- _What to work on_
Records follow. Select each line holding "turning".
____________________
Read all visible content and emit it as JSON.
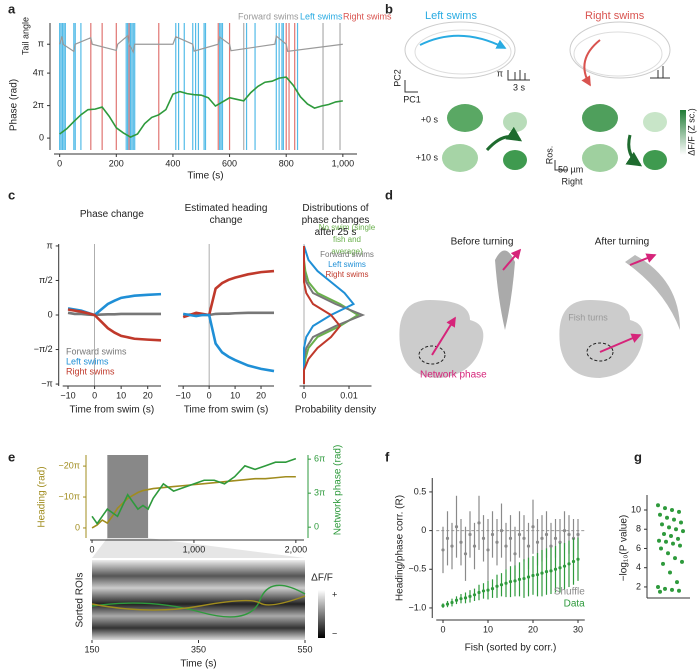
{
  "panel_labels": [
    "a",
    "b",
    "c",
    "d",
    "e",
    "f",
    "g"
  ],
  "panel_b": {
    "left_title": "Left swims",
    "right_title": "Right swims",
    "pc2": "PC2",
    "pc1": "PC1",
    "scale_angle": "π",
    "scale_time": "3 s",
    "t0": "+0 s",
    "t10": "+10 s",
    "axis_ros": "Ros.",
    "axis_right": "Right",
    "scale_bar": "50 µm",
    "colorbar_label": "ΔF/F (Z sc.)"
  },
  "panel_d": {
    "before": "Before turning",
    "after": "After turning",
    "transition": "Fish turns",
    "phase_label": "Network phase"
  },
  "chart_data": [
    {
      "type": "line",
      "xlabel": "Time (s)",
      "ylabel": "Phase (rad)",
      "y2label": "Tail angle",
      "xlim": [
        -20,
        1050
      ],
      "xticks": [
        0,
        200,
        400,
        600,
        800,
        {
          "value": 1000,
          "label": "1,000"
        }
      ],
      "ylim": [
        -2.3,
        23.8
      ],
      "yticks": [
        0,
        {
          "value": 6.283,
          "label": "2π"
        },
        {
          "value": 12.566,
          "label": "4π"
        }
      ],
      "y2lim": [
        -30,
        12.3
      ],
      "y2ticks": [
        {
          "value": 3.1416,
          "label": "π"
        }
      ],
      "swim_events": [
        {
          "name": "Forward swims",
          "color": "#999999",
          "x": [
            650,
            930,
            990
          ]
        },
        {
          "name": "Left swims",
          "color": "#29abe2",
          "x": [
            0,
            5,
            10,
            15,
            20,
            50,
            55,
            75,
            235,
            240,
            245,
            250,
            255,
            260,
            265,
            410,
            420,
            440,
            470,
            480,
            490,
            510,
            515,
            565,
            570,
            575,
            660,
            690,
            765,
            775,
            785,
            790,
            840
          ]
        },
        {
          "name": "Right swims",
          "color": "#d9534f",
          "x": [
            110,
            150,
            200,
            245,
            350,
            560,
            600,
            800,
            810,
            830
          ]
        }
      ],
      "series": [
        {
          "color": "#9a9a9a",
          "axis": "y2",
          "x": [
            0,
            8,
            12,
            50,
            55,
            110,
            115,
            200,
            205,
            240,
            245,
            260,
            265,
            400,
            410,
            470,
            475,
            560,
            565,
            600,
            605,
            760,
            765,
            800,
            805,
            1000
          ],
          "values": [
            3.14,
            5.6,
            3.14,
            0.9,
            3.14,
            5.2,
            3.14,
            1.2,
            3.14,
            5.8,
            3.14,
            0.7,
            3.14,
            3.14,
            5.5,
            3.14,
            1.0,
            3.14,
            5.4,
            3.14,
            1.1,
            3.14,
            5.7,
            3.14,
            0.9,
            3.14
          ]
        },
        {
          "color": "#2e9a3c",
          "x": [
            0,
            25,
            50,
            75,
            100,
            125,
            150,
            175,
            200,
            225,
            250,
            275,
            300,
            325,
            350,
            375,
            400,
            425,
            450,
            475,
            500,
            525,
            550,
            575,
            600,
            625,
            650,
            675,
            700,
            725,
            750,
            775,
            800,
            825,
            850,
            875,
            900,
            925,
            950,
            975,
            1000
          ],
          "values": [
            0.8,
            1.8,
            3.2,
            4.5,
            5.5,
            5.6,
            6.0,
            4.2,
            2.0,
            1.0,
            0.2,
            0.8,
            2.8,
            4.0,
            4.5,
            5.5,
            8.5,
            9.0,
            8.6,
            8.4,
            8.3,
            7.8,
            6.2,
            7.0,
            7.8,
            7.5,
            7.2,
            8.8,
            10.0,
            10.8,
            11.0,
            11.6,
            11.8,
            10.2,
            8.0,
            6.6,
            5.8,
            6.2,
            6.5,
            7.0,
            7.2
          ]
        }
      ]
    },
    {
      "type": "line",
      "title": "Phase change",
      "xlabel": "Time from swim (s)",
      "xlim": [
        -12,
        25
      ],
      "xticks": [
        {
          "value": -10,
          "label": "−10"
        },
        0,
        10,
        20
      ],
      "ylim": [
        -3.23,
        3.23
      ],
      "yticks": [
        {
          "value": 3.1416,
          "label": "π"
        },
        {
          "value": 1.5708,
          "label": "π/2"
        },
        0,
        {
          "value": -1.5708,
          "label": "−π/2"
        },
        {
          "value": -3.1416,
          "label": "−π"
        }
      ],
      "vline": 0,
      "x": [
        -10,
        -7.5,
        -5,
        -2.5,
        0,
        2.5,
        5,
        7.5,
        10,
        15,
        20,
        25
      ],
      "series": [
        {
          "name": "Forward swims",
          "color": "#777777",
          "values": [
            0.1,
            0.05,
            0.05,
            0.02,
            0,
            0.02,
            0.03,
            0.03,
            0.05,
            0.05,
            0.05,
            0.05
          ]
        },
        {
          "name": "Left swims",
          "color": "#1f8fd6",
          "values": [
            0.3,
            0.25,
            0.2,
            0.1,
            0,
            0.25,
            0.5,
            0.65,
            0.78,
            0.88,
            0.92,
            0.95
          ]
        },
        {
          "name": "Right swims",
          "color": "#c0392b",
          "values": [
            0.25,
            0.2,
            0.15,
            0.08,
            0,
            -0.3,
            -0.6,
            -0.8,
            -0.95,
            -1.08,
            -1.12,
            -1.15
          ]
        }
      ]
    },
    {
      "type": "line",
      "title": "Estimated heading change",
      "xlabel": "Time from swim (s)",
      "xlim": [
        -12,
        25
      ],
      "xticks": [
        {
          "value": -10,
          "label": "−10"
        },
        0,
        10,
        20
      ],
      "ylim": [
        -3.23,
        3.23
      ],
      "vline": 0,
      "x": [
        -10,
        -7.5,
        -5,
        -2.5,
        0,
        2.5,
        5,
        7.5,
        10,
        15,
        20,
        25
      ],
      "series": [
        {
          "color": "#777777",
          "values": [
            0,
            0.02,
            0,
            0.01,
            0,
            0.05,
            0.06,
            0.06,
            0.08,
            0.1,
            0.1,
            0.1
          ]
        },
        {
          "color": "#c0392b",
          "values": [
            -0.1,
            0,
            0.1,
            0.05,
            0,
            1.2,
            1.45,
            1.6,
            1.7,
            1.85,
            1.95,
            2.0
          ]
        },
        {
          "color": "#1f8fd6",
          "values": [
            0.05,
            0,
            -0.05,
            0,
            0,
            -1.3,
            -1.7,
            -1.9,
            -2.05,
            -2.3,
            -2.45,
            -2.55
          ]
        }
      ]
    },
    {
      "type": "density",
      "title": "Distributions of phase changes after 25 s",
      "xlabel": "Probability density",
      "xlim": [
        -0.001,
        0.015
      ],
      "xticks": [
        0,
        0.01
      ],
      "ylim": [
        -3.23,
        3.23
      ],
      "vline": 0,
      "y": [
        -3.14,
        -2.5,
        -2,
        -1.5,
        -1,
        -0.5,
        0,
        0.5,
        1,
        1.5,
        2,
        2.5,
        3.14
      ],
      "series": [
        {
          "name": "No swim (single fish and average)",
          "color": "#6ab04c",
          "values": [
            0,
            0,
            0.0003,
            0.001,
            0.003,
            0.008,
            0.012,
            0.008,
            0.003,
            0.001,
            0.0003,
            0,
            0
          ]
        },
        {
          "name": "Forward swims",
          "color": "#777777",
          "values": [
            0,
            0,
            0,
            0.0005,
            0.002,
            0.007,
            0.013,
            0.007,
            0.002,
            0.0005,
            0,
            0,
            0
          ]
        },
        {
          "name": "Left swims",
          "color": "#1f8fd6",
          "values": [
            0,
            0,
            0,
            0,
            0.0005,
            0.002,
            0.006,
            0.011,
            0.009,
            0.006,
            0.003,
            0.001,
            0
          ]
        },
        {
          "name": "Right swims",
          "color": "#c0392b",
          "values": [
            0,
            0,
            0.001,
            0.003,
            0.006,
            0.008,
            0.006,
            0.002,
            0.0005,
            0,
            0,
            0,
            0
          ]
        }
      ]
    },
    {
      "type": "line",
      "ylabel": "Heading (rad)",
      "y2label": "Network phase (rad)",
      "xlim": [
        -20,
        2080
      ],
      "xticks": [
        0,
        {
          "value": 1000,
          "label": "1,000"
        },
        {
          "value": 2000,
          "label": "2,000"
        }
      ],
      "ylim": [
        10.2,
        -74.1
      ],
      "yticks": [
        0,
        {
          "value": -31.416,
          "label": "−10π"
        },
        {
          "value": -62.832,
          "label": "−20π"
        }
      ],
      "y2lim": [
        -3,
        20
      ],
      "y2ticks": [
        0,
        {
          "value": 9.4248,
          "label": "3π"
        },
        {
          "value": 18.8496,
          "label": "6π"
        }
      ],
      "highlight": [
        150,
        550
      ],
      "series": [
        {
          "color": "#a08c1e",
          "x": [
            0,
            50,
            100,
            150,
            200,
            250,
            300,
            350,
            400,
            450,
            500,
            550,
            600,
            700,
            800,
            900,
            1000,
            1100,
            1200,
            1300,
            1400,
            1500,
            1600,
            1700,
            1800,
            1900,
            2000
          ],
          "values": [
            0,
            -3,
            -8,
            -5,
            -12,
            -20,
            -25,
            -30,
            -33,
            -36,
            -38,
            -39,
            -40,
            -41,
            -42,
            -43,
            -44,
            -45,
            -46,
            -47,
            -48,
            -49,
            -50,
            -50,
            -51,
            -52,
            -52
          ]
        },
        {
          "color": "#2e9a3c",
          "axis": "y2",
          "x": [
            0,
            50,
            100,
            150,
            200,
            250,
            300,
            350,
            400,
            450,
            500,
            550,
            600,
            700,
            800,
            900,
            1000,
            1100,
            1200,
            1300,
            1400,
            1500,
            1600,
            1700,
            1800,
            1900,
            2000
          ],
          "values": [
            3,
            1,
            3,
            5,
            4,
            3,
            6,
            9,
            7,
            5,
            6,
            5,
            8,
            12,
            10,
            11,
            12,
            13,
            13,
            12,
            14,
            17,
            16,
            17,
            18,
            18,
            19
          ]
        }
      ]
    },
    {
      "type": "heatmap",
      "xlabel": "Time (s)",
      "ylabel": "Sorted ROIs",
      "xlim": [
        150,
        550
      ],
      "xticks": [
        150,
        350,
        550
      ],
      "colorbar_label": "ΔF/F",
      "colorbar_labels": [
        "+",
        "−"
      ]
    },
    {
      "type": "errorbar",
      "xlabel": "Fish (sorted by corr.)",
      "ylabel": "Heading/phase corr. (R)",
      "xlim": [
        -1.5,
        31.5
      ],
      "xticks": [
        0,
        10,
        20,
        30
      ],
      "ylim": [
        -1.13,
        0.68
      ],
      "yticks": [
        0.5,
        0,
        {
          "value": -0.5,
          "label": "−0.5"
        },
        {
          "value": -1,
          "label": "−1.0"
        }
      ],
      "hline": 0,
      "x": [
        0,
        1,
        2,
        3,
        4,
        5,
        6,
        7,
        8,
        9,
        10,
        11,
        12,
        13,
        14,
        15,
        16,
        17,
        18,
        19,
        20,
        21,
        22,
        23,
        24,
        25,
        26,
        27,
        28,
        29,
        30
      ],
      "series": [
        {
          "name": "Shuffle",
          "color": "#8a8a8a",
          "values": [
            -0.25,
            -0.1,
            -0.2,
            0.05,
            -0.15,
            -0.3,
            -0.05,
            -0.2,
            0.1,
            -0.1,
            -0.25,
            -0.05,
            -0.15,
            0.0,
            -0.2,
            -0.1,
            -0.3,
            -0.05,
            -0.1,
            -0.2,
            0.05,
            -0.15,
            -0.1,
            -0.05,
            -0.2,
            -0.1,
            -0.15,
            0.0,
            -0.05,
            -0.1,
            -0.05
          ],
          "errors": [
            0.3,
            0.35,
            0.3,
            0.4,
            0.3,
            0.35,
            0.3,
            0.3,
            0.35,
            0.3,
            0.4,
            0.3,
            0.3,
            0.35,
            0.3,
            0.3,
            0.35,
            0.3,
            0.3,
            0.3,
            0.35,
            0.3,
            0.3,
            0.3,
            0.3,
            0.25,
            0.3,
            0.25,
            0.25,
            0.25,
            0.2
          ]
        },
        {
          "name": "Data",
          "color": "#2e9a3c",
          "values": [
            -0.97,
            -0.95,
            -0.93,
            -0.9,
            -0.88,
            -0.87,
            -0.85,
            -0.83,
            -0.8,
            -0.78,
            -0.77,
            -0.75,
            -0.72,
            -0.7,
            -0.68,
            -0.66,
            -0.65,
            -0.63,
            -0.62,
            -0.6,
            -0.58,
            -0.57,
            -0.55,
            -0.53,
            -0.52,
            -0.5,
            -0.48,
            -0.46,
            -0.43,
            -0.4,
            -0.37
          ],
          "errors": [
            0.03,
            0.04,
            0.05,
            0.05,
            0.06,
            0.07,
            0.08,
            0.08,
            0.1,
            0.1,
            0.12,
            0.12,
            0.15,
            0.15,
            0.18,
            0.2,
            0.2,
            0.22,
            0.25,
            0.25,
            0.25,
            0.28,
            0.3,
            0.3,
            0.3,
            0.3,
            0.32,
            0.3,
            0.3,
            0.3,
            0.28
          ]
        }
      ]
    },
    {
      "type": "strip",
      "ylabel": "−log₁₀(P value)",
      "ylim": [
        0.85,
        11.56
      ],
      "yticks": [
        2,
        4,
        6,
        8,
        10
      ],
      "color": "#2e9a3c",
      "values": [
        10.5,
        10.2,
        10,
        9.8,
        9.5,
        9.2,
        9,
        8.7,
        8.5,
        8.2,
        8,
        7.8,
        7.5,
        7.3,
        7,
        6.8,
        6.7,
        6.5,
        6.3,
        6,
        5.5,
        5,
        4.6,
        4.4,
        3.5,
        2.5,
        2,
        1.8,
        1.7,
        1.6,
        1.5
      ]
    }
  ]
}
____________________
- _Reply to the task_
    "before": "Before turning",
    "after": "After turning",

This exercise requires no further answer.